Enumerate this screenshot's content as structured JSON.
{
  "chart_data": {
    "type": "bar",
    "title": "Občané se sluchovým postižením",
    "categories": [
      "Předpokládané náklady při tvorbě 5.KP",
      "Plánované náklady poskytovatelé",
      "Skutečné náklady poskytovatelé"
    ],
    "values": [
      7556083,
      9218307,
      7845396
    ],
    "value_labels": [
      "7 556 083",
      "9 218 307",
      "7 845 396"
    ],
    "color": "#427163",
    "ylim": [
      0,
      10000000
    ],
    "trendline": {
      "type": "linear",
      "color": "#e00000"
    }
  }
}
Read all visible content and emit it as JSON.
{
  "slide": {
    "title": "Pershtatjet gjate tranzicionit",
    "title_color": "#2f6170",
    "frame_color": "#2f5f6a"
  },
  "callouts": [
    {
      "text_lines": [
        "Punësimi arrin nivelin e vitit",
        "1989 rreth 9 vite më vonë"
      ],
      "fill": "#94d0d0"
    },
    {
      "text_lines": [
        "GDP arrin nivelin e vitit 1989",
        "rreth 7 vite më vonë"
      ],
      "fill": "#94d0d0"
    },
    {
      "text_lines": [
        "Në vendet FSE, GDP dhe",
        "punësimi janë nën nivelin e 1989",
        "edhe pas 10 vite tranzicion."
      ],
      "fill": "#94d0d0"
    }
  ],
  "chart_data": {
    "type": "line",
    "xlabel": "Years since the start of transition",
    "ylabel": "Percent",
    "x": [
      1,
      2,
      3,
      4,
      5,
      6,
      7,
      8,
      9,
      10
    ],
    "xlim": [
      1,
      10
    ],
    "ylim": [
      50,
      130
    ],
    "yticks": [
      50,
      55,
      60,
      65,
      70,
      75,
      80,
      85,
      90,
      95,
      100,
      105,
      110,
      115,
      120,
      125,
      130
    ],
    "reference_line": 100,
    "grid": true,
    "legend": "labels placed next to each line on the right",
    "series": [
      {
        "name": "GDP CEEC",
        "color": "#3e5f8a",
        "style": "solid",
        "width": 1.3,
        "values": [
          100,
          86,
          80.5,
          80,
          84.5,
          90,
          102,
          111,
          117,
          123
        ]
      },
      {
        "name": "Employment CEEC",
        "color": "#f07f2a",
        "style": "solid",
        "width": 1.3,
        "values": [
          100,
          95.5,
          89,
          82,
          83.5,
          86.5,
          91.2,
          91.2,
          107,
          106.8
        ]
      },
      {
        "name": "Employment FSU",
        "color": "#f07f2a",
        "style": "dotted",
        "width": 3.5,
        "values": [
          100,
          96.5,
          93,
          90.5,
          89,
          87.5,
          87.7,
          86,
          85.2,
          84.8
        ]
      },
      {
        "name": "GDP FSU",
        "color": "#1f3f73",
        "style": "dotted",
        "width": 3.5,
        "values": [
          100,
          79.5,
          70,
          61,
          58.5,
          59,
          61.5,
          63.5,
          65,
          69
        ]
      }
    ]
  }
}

+--

Directions
Using the entries above, please restate each one word for word.

The response
Enumerate this screenshot's content as structured JSON.
{
  "chart_data": {
    "type": "bar",
    "title": "Občané se sluchovým postižením",
    "categories": [
      "Předpokládané náklady při tvorbě 5.KP",
      "Plánované náklady poskytovatelé",
      "Skutečné náklady poskytovatelé"
    ],
    "values": [
      7556083,
      9218307,
      7845396
    ],
    "value_labels": [
      "7 556 083",
      "9 218 307",
      "7 845 396"
    ],
    "color": "#427163",
    "ylim": [
      0,
      10000000
    ],
    "trendline": {
      "type": "linear",
      "color": "#e00000"
    }
  }
}
Read all visible content and emit it as JSON.
{
  "slide": {
    "title": "Pershtatjet gjate tranzicionit",
    "title_color": "#2f6170",
    "frame_color": "#2f5f6a"
  },
  "callouts": [
    {
      "text_lines": [
        "Punësimi arrin nivelin e vitit",
        "1989 rreth 9 vite më vonë"
      ],
      "fill": "#94d0d0"
    },
    {
      "text_lines": [
        "GDP arrin nivelin e vitit 1989",
        "rreth 7 vite më vonë"
      ],
      "fill": "#94d0d0"
    },
    {
      "text_lines": [
        "Në vendet FSE, GDP dhe",
        "punësimi janë nën nivelin e 1989",
        "edhe pas 10 vite tranzicion."
      ],
      "fill": "#94d0d0"
    }
  ],
  "chart_data": {
    "type": "line",
    "xlabel": "Years since the start of transition",
    "ylabel": "Percent",
    "x": [
      1,
      2,
      3,
      4,
      5,
      6,
      7,
      8,
      9,
      10
    ],
    "xlim": [
      1,
      10
    ],
    "ylim": [
      50,
      130
    ],
    "yticks": [
      50,
      55,
      60,
      65,
      70,
      75,
      80,
      85,
      90,
      95,
      100,
      105,
      110,
      115,
      120,
      125,
      130
    ],
    "reference_line": 100,
    "grid": true,
    "legend": "labels placed next to each line on the right",
    "series": [
      {
        "name": "GDP CEEC",
        "color": "#3e5f8a",
        "style": "solid",
        "width": 1.3,
        "values": [
          100,
          86,
          80.5,
          80,
          84.5,
          90,
          102,
          111,
          117,
          123
        ]
      },
      {
        "name": "Employment CEEC",
        "color": "#f07f2a",
        "style": "solid",
        "width": 1.3,
        "values": [
          100,
          95.5,
          89,
          82,
          83.5,
          86.5,
          91.2,
          91.2,
          107,
          106.8
        ]
      },
      {
        "name": "Employment FSU",
        "color": "#f07f2a",
        "style": "dotted",
        "width": 3.5,
        "values": [
          100,
          96.5,
          93,
          90.5,
          89,
          87.5,
          87.7,
          86,
          85.2,
          84.8
        ]
      },
      {
        "name": "GDP FSU",
        "color": "#1f3f73",
        "style": "dotted",
        "width": 3.5,
        "values": [
          100,
          79.5,
          70,
          61,
          58.5,
          59,
          61.5,
          63.5,
          65,
          69
        ]
      }
    ]
  }
}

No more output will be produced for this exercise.